Задание: Продолжите текст о саде в фильме «Садовник», начав сразу после его последнего предложения.

Извлечённый текст:

* * * *

Однако как все-таки получается, что сюжет одной и той же картины можно обозначить не просто противоположными по смыслу, но лежащими в разных плоскостях определениями? Видимо, ни одна из предложенных схем сюжета не охватывает материал полностью. И все дело тут в саде, который (простите за невольный каламбур) стремительно разрастается в пространстве фильма, перестаёт играть ту хоть и важную, но все же подчинённую роль, которую могилы и цветник играли соответственно во «Вдовах» и «Подсудимом», становится… Главным партнёром героя? В том-то и фокус, что нет. Это у довженковского героя был он главным собеседником, оппонентом, опытным полем, прообразом будущего и одновременно вполне конкретным участком земли в провинциальном городе Козлове.
В «Садовнике» с садом происходит нечто странное.
Из текста мы узнаем, что сейчас осталась небольшая часть того, довоенного сада, который то и дело возникает в снах-воспоминаниях героя. Тот самый небольшой участок земли, из последних сил сопротивляющийся запустению. Между тем на экране возникает некое волшебное и беспредельное пространство, решительно без всяких следов запустения и одичания. При этом сад, как правило, безлюден, большинство персонажей останавливаются на его границах, будто не в состоянии переступить какую-то неведомую черту. Одинокая фигура героя, идущего по саду, лишь оттеняет это безлюдие. Только в снах сад расцветает и заполняется молодыми праздничными людьми.

* * * *

Записи разметки макета:
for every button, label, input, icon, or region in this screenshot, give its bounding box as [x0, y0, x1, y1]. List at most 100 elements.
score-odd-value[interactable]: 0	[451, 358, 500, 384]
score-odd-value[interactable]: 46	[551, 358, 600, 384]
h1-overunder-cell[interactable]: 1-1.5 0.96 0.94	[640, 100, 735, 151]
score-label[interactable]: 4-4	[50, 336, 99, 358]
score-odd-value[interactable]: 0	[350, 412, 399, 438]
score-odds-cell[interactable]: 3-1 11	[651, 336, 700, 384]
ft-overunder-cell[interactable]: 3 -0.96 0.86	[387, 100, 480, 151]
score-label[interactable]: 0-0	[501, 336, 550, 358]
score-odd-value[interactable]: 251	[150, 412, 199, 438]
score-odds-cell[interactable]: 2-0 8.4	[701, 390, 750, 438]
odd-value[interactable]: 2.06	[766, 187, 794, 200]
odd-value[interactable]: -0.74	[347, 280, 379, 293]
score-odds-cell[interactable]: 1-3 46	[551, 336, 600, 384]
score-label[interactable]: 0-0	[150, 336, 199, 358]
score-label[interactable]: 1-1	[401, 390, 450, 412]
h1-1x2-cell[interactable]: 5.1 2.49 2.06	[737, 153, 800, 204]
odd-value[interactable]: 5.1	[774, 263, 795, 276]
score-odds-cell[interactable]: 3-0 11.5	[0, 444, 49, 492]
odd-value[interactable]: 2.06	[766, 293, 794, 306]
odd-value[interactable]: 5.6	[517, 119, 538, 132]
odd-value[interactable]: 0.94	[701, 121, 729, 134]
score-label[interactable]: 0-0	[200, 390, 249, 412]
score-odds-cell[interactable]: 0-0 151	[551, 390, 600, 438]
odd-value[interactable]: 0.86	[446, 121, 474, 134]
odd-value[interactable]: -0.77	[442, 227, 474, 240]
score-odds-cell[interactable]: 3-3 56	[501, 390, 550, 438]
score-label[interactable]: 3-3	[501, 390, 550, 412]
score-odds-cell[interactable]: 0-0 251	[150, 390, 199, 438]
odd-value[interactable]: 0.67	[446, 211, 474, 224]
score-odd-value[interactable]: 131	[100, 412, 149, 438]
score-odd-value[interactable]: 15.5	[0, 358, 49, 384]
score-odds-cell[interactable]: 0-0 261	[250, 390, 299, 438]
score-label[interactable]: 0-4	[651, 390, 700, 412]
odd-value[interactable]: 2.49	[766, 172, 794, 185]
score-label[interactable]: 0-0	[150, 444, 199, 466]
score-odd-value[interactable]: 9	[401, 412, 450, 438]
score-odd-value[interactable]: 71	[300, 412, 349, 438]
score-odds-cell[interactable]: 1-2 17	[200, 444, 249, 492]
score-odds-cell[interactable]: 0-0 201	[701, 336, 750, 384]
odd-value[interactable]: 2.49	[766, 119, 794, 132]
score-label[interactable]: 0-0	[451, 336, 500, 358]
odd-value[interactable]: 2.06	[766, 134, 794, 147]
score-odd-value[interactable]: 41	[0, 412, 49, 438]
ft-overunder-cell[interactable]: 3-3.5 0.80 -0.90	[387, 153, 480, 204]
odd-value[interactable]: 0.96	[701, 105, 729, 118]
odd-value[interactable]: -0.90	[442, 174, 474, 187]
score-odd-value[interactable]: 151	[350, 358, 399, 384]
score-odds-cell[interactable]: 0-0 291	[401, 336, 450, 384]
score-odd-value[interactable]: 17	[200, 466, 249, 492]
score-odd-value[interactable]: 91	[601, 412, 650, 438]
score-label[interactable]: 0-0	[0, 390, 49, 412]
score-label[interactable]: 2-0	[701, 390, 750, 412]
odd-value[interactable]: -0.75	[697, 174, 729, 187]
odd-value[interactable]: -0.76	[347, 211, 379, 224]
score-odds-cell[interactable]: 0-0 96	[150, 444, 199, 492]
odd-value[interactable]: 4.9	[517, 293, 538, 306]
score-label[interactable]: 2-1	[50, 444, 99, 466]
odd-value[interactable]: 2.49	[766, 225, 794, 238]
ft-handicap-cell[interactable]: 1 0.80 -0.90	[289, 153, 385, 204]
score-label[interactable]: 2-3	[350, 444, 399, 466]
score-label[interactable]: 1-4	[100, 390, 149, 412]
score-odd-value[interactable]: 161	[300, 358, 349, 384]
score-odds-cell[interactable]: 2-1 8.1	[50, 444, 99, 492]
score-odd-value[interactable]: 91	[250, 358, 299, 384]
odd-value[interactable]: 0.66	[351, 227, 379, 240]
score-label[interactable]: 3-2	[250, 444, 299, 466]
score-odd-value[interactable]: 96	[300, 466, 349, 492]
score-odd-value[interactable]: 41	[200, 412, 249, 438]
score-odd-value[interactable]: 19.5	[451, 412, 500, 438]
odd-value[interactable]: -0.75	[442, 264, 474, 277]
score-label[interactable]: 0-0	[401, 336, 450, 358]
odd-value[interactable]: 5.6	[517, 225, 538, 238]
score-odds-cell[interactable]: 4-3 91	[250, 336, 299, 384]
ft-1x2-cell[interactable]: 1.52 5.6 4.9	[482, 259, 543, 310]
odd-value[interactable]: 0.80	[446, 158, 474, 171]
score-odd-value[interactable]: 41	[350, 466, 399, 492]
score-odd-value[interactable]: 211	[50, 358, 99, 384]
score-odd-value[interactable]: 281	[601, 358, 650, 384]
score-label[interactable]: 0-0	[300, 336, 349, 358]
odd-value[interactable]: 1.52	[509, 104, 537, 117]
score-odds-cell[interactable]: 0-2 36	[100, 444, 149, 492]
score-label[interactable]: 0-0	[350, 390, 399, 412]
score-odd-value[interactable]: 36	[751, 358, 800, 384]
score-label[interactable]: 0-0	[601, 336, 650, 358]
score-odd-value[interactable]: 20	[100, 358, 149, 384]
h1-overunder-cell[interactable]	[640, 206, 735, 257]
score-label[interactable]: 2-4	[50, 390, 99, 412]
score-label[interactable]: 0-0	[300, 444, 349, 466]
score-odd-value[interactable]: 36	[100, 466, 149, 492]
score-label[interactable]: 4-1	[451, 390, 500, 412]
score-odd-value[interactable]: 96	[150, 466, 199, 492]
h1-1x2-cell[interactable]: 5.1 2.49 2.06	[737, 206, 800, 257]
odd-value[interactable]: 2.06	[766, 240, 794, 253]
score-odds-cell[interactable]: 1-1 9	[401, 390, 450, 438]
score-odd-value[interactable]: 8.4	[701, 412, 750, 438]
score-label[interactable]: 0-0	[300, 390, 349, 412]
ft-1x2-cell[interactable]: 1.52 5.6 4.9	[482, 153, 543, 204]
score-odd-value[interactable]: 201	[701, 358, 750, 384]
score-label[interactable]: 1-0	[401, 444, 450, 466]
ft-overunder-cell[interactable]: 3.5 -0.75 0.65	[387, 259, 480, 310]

* * * *

Ответ к заданию:
Заманчиво было бы сейчас сделать отступление и заговорить, например, о семантике образа сада в народной культуре, но, отослав читателя к увлекательной книге Д. С. Лихачева «Заметки о русском», напомню лишь, что сад искони являлся синонимом жизни человеческого духа: «сад души», «райский сад». Неумолимо отступая в «Садовнике» из настоящего в прошлое, сад вместе с героем оказывается почти вытеснен из внешнего мира, из реального пространства во внутренний мир, становится неким инобытием героя.
И вот тут обнаруживается, что настоящему, сегодняшнему в душе героя места нет.
Собственно во «Вдовах» уже обозначилась эта горькая ситуация: прошлое не впитывается, а именно вытесняется настоящим. У писателя Бориса Васильева, по повести которого «Суд да дело» поставлен «Подсудимый», в последние годы она стала основной, до мелодраматизма заострившись. Но здесь, в «Садовнике», до предела доведённая, она внезапно, повернулась обратной стороной: поколение войны, оказывается, так и не впустило в себя настоящее до конца. Оно так и не пережило войны, осталось на войне навсегда.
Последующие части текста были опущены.